Go through the entries below and count the lines holding the word "classes". Reply with only the number, please.

(Records from a data source)
################

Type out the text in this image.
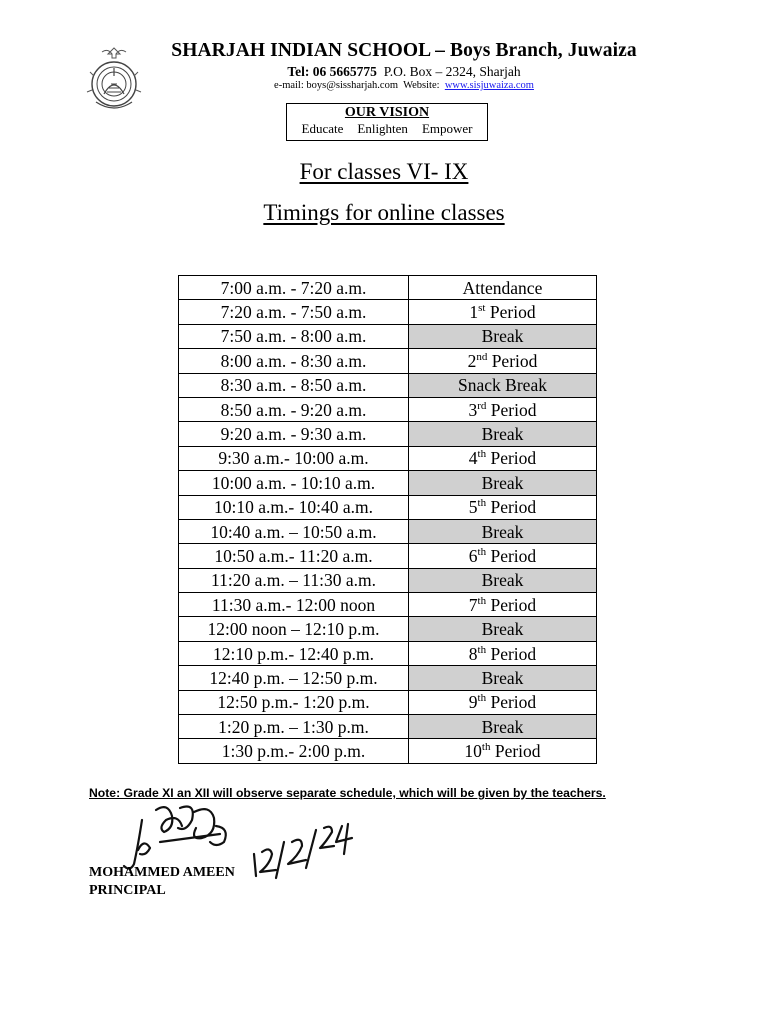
SHARJAH INDIAN SCHOOL – Boys Branch, Juwaiza
Tel: 06 5665775 P.O. Box – 2324, Sharjah
e-mail: boys@sissharjah.com Website: www.sisjuwaiza.com
OUR VISION
Educate Enlighten Empower
For classes VI- IX
Timings for online classes
7:00 a.m. - 7:20 a.m.	Attendance
7:20 a.m. - 7:50 a.m.	1st Period
7:50 a.m. - 8:00 a.m.	Break
8:00 a.m. - 8:30 a.m.	2nd Period
8:30 a.m. - 8:50 a.m.	Snack Break
8:50 a.m. - 9:20 a.m.	3rd Period
9:20 a.m. - 9:30 a.m.	Break
9:30 a.m.- 10:00 a.m.	4th Period
10:00 a.m. - 10:10 a.m.	Break
10:10 a.m.- 10:40 a.m.	5th Period
10:40 a.m. – 10:50 a.m.	Break
10:50 a.m.- 11:20 a.m.	6th Period
11:20 a.m. – 11:30 a.m.	Break
11:30 a.m.- 12:00 noon	7th Period
12:00 noon – 12:10 p.m.	Break
12:10 p.m.- 12:40 p.m.	8th Period
12:40 p.m. – 12:50 p.m.	Break
12:50 p.m.- 1:20 p.m.	9th Period
1:20 p.m. – 1:30 p.m.	Break
1:30 p.m.- 2:00 p.m.	10th Period
Note: Grade XI an XII will observe separate schedule, which will be given by the teachers.
MOHAMMED AMEEN
PRINCIPAL
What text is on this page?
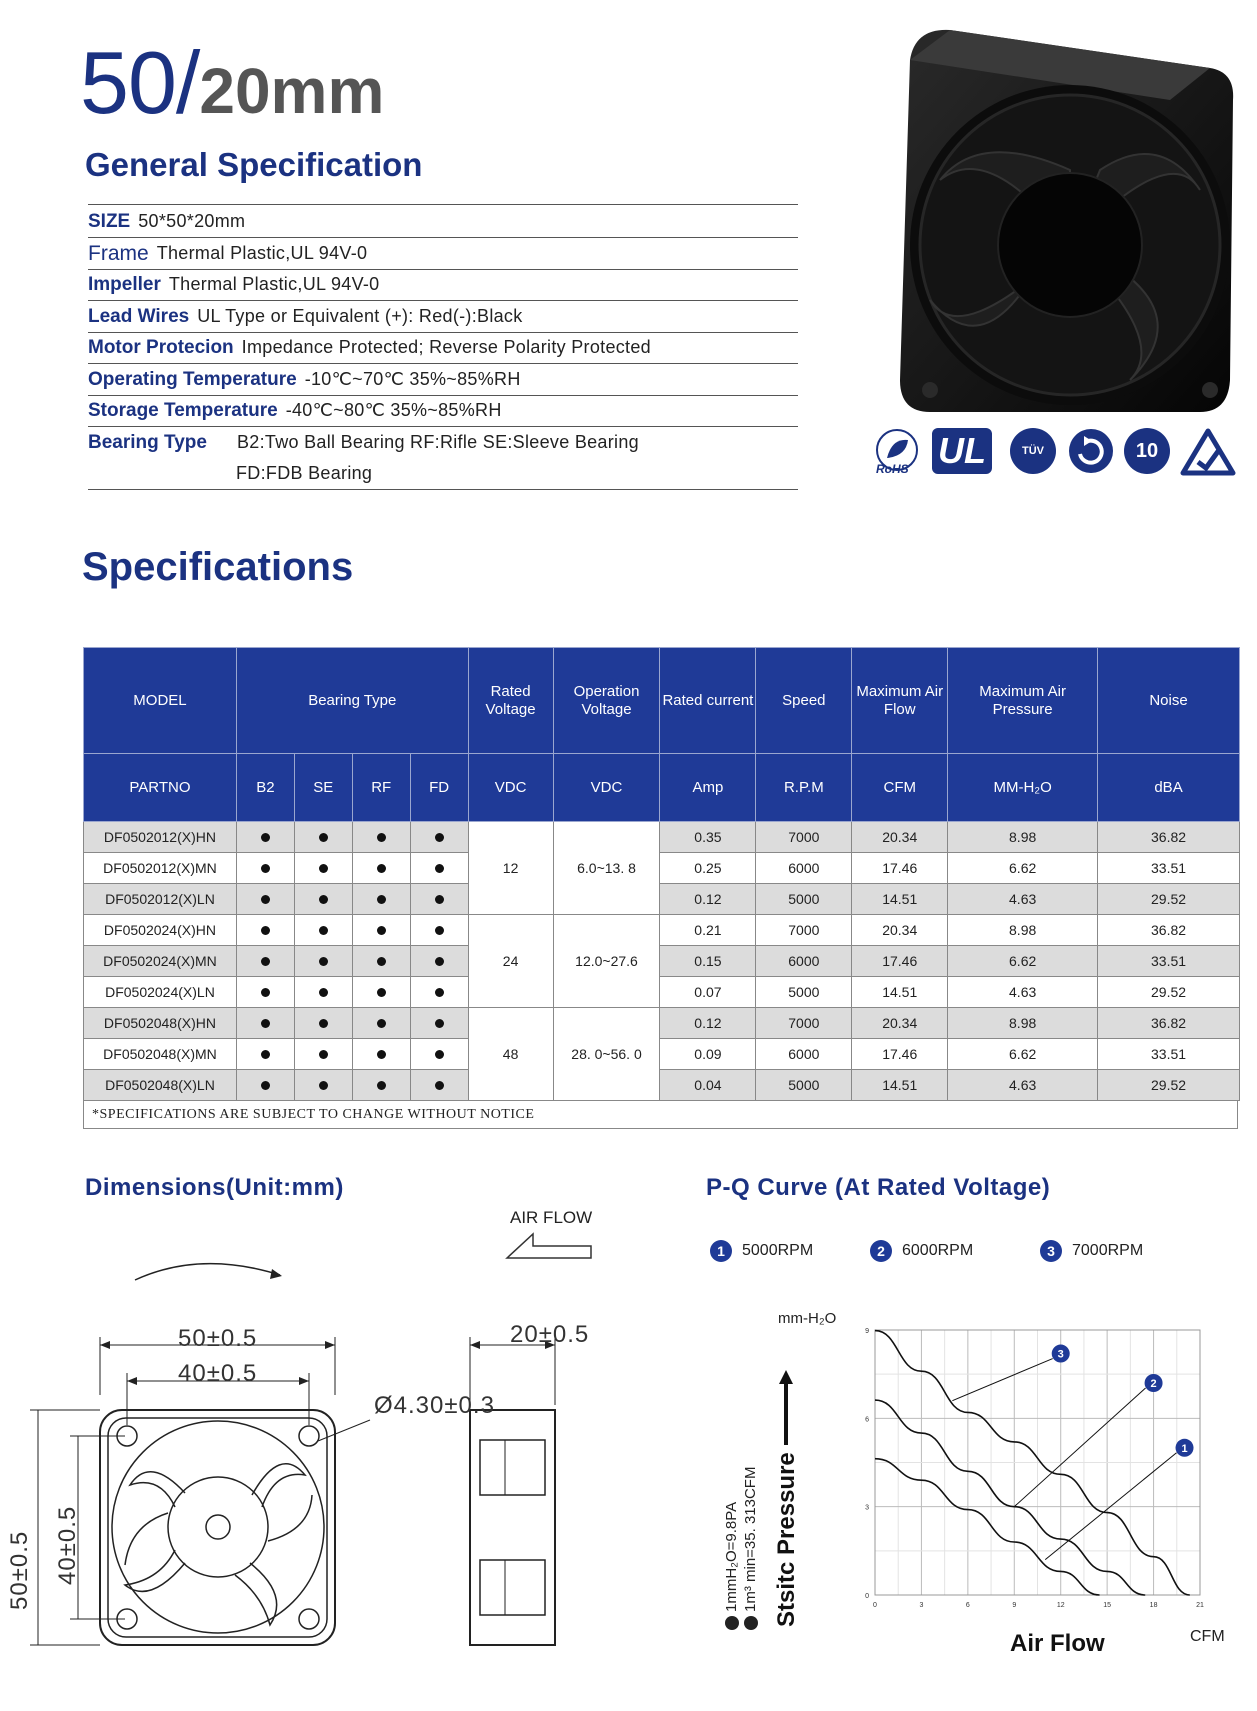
50/20mm
General Specification
SIZE 50*50*20mm
Frame Thermal Plastic,UL 94V-0
Impeller Thermal Plastic,UL 94V-0
Lead Wires UL Type or Equivalent (+): Red(-):Black
Motor Protecion Impedance Protected; Reverse Polarity Protected
Operating Temperature -10℃~70℃ 35%~85%RH
Storage Temperature -40℃~80℃ 35%~85%RH
Bearing Type B2:Two Ball Bearing RF:Rifle SE:Sleeve Bearing
FD:FDB Bearing	RoHS UL	TÜV	10
Specifications
MODEL	Bearing Type				Rated Voltage	Operation Voltage	Rated current	Speed	Maximum Air Flow	Maximum Air Pressure	Noise
PARTNO	B2	SE	RF	FD	VDC	VDC	Amp	R.P.M	CFM	MM-H₂O	dBA
DF0502012(X)HN					12	6.0~13. 8	0.35	7000	20.34	8.98	36.82
DF0502012(X)MN							0.25	6000	17.46	6.62	33.51
DF0502012(X)LN							0.12	5000	14.51	4.63	29.52
DF0502024(X)HN					24	12.0~27.6	0.21	7000	20.34	8.98	36.82
DF0502024(X)MN							0.15	6000	17.46	6.62	33.51
DF0502024(X)LN							0.07	5000	14.51	4.63	29.52
DF0502048(X)HN					48	28. 0~56. 0	0.12	7000	20.34	8.98	36.82
DF0502048(X)MN							0.09	6000	17.46	6.62	33.51
DF0502048(X)LN							0.04	5000	14.51	4.63	29.52
*SPECIFICATIONS ARE SUBJECT TO CHANGE WITHOUT NOTICE
Dimensions(Unit:mm)
AIR FLOW
50±0.5
40±0.5
Ø4.30±0.3
20±0.5
50±0.5 40±0.5
P-Q Curve (At Rated Voltage)
1 5000RPM	2 6000RPM	3 7000RPM
mm-H₂O
1mmH₂O=9.8PA 1m³ min=35. 313CFM Stsitc Pressure	0	3	6	9	12	15	18	21
0
3
6
9
1
2
3
Air Flow	CFM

################

Task result => 2